START RECORDED DATA
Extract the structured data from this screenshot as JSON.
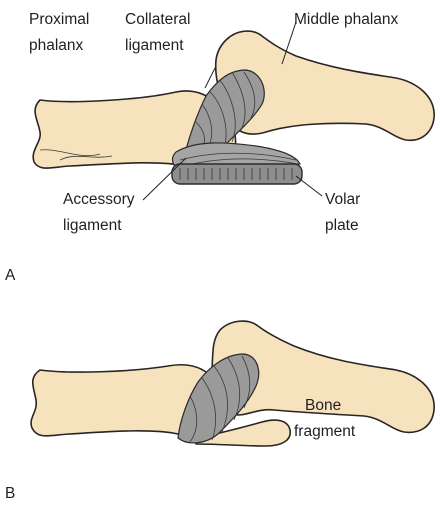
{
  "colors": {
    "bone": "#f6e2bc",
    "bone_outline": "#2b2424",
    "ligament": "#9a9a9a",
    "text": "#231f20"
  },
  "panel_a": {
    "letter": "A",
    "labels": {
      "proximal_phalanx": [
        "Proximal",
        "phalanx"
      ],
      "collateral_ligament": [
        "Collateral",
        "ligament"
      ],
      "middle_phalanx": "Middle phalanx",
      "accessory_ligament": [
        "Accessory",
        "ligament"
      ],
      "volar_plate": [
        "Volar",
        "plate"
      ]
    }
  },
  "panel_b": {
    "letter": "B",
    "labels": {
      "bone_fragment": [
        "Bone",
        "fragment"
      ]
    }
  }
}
END RECORDED DATA
START RECORDED DATA
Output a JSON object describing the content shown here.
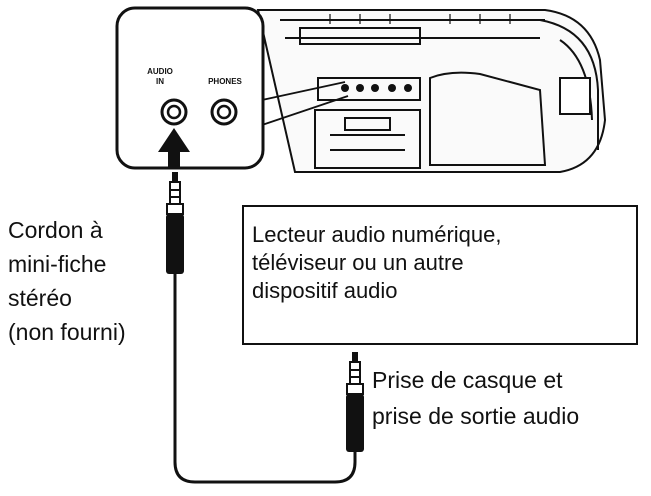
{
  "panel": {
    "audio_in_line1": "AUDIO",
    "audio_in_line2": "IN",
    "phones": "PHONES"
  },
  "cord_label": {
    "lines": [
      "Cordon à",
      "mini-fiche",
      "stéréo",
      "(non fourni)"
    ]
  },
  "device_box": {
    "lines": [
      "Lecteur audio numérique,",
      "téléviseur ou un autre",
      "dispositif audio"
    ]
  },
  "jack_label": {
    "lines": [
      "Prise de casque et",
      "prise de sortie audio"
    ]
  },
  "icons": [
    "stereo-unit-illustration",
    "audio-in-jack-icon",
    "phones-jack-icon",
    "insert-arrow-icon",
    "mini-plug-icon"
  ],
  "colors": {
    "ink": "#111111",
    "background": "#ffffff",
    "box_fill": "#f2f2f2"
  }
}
END RECORDED DATA
START RECORDED DATA
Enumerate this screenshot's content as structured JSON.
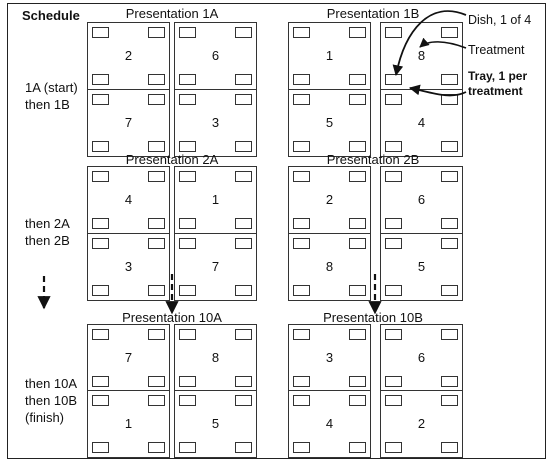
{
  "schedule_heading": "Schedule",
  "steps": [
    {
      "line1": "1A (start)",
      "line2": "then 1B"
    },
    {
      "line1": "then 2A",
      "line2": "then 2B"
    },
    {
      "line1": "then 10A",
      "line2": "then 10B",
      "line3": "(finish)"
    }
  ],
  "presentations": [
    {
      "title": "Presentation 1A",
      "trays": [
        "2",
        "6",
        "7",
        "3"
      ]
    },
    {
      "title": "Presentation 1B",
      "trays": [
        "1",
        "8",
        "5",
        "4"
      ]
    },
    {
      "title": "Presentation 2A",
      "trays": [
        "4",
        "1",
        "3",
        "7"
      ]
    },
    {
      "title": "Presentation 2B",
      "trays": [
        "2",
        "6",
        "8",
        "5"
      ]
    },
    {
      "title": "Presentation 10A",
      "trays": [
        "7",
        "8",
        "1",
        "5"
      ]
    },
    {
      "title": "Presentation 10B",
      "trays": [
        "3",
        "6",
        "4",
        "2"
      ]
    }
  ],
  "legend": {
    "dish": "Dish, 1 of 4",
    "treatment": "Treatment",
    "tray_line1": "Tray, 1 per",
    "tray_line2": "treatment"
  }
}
END RECORDED DATA
Search the preceding listing for "screenshot" and extract every line where it is found.

* [EXPECTED OUTPUT]
Extract the structured data from this screenshot as JSON.
Enumerate this screenshot's content as structured JSON.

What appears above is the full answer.